[Stored data entries]
____________
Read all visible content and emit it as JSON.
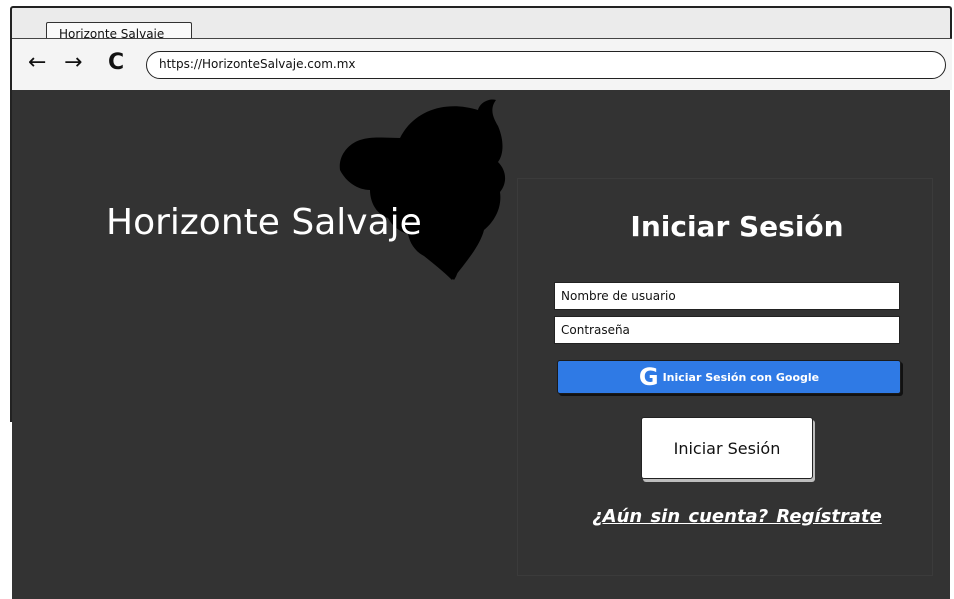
{
  "browser": {
    "tab_title": "Horizonte Salvaje",
    "url": "https://HorizonteSalvaje.com.mx",
    "back_glyph": "←",
    "forward_glyph": "→",
    "reload_glyph": "C"
  },
  "brand": {
    "name": "Horizonte Salvaje",
    "logo_icon": "lion-head-icon"
  },
  "login": {
    "title": "Iniciar Sesión",
    "username_placeholder": "Nombre de usuario",
    "password_placeholder": "Contraseña",
    "google_icon_glyph": "G",
    "google_label": "Iniciar Sesión con Google",
    "submit_label": "Iniciar Sesión",
    "signup_link": "¿Aún sin cuenta?  Regístrate"
  },
  "colors": {
    "page_background": "#333333",
    "google_button": "#2f7ae5",
    "text_light": "#ffffff"
  }
}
____________
**Task brief**
Copy out the whole listing exactly, and don't carry over any pictures.

**Answer below**
Read all visible content and emit it as JSON.
{
  "browser": {
    "tab_title": "Horizonte Salvaje",
    "url": "https://HorizonteSalvaje.com.mx",
    "back_glyph": "←",
    "forward_glyph": "→",
    "reload_glyph": "C"
  },
  "brand": {
    "name": "Horizonte Salvaje",
    "logo_icon": "lion-head-icon"
  },
  "login": {
    "title": "Iniciar Sesión",
    "username_placeholder": "Nombre de usuario",
    "password_placeholder": "Contraseña",
    "google_icon_glyph": "G",
    "google_label": "Iniciar Sesión con Google",
    "submit_label": "Iniciar Sesión",
    "signup_link": "¿Aún sin cuenta?  Regístrate"
  },
  "colors": {
    "page_background": "#333333",
    "google_button": "#2f7ae5",
    "text_light": "#ffffff"
  }
}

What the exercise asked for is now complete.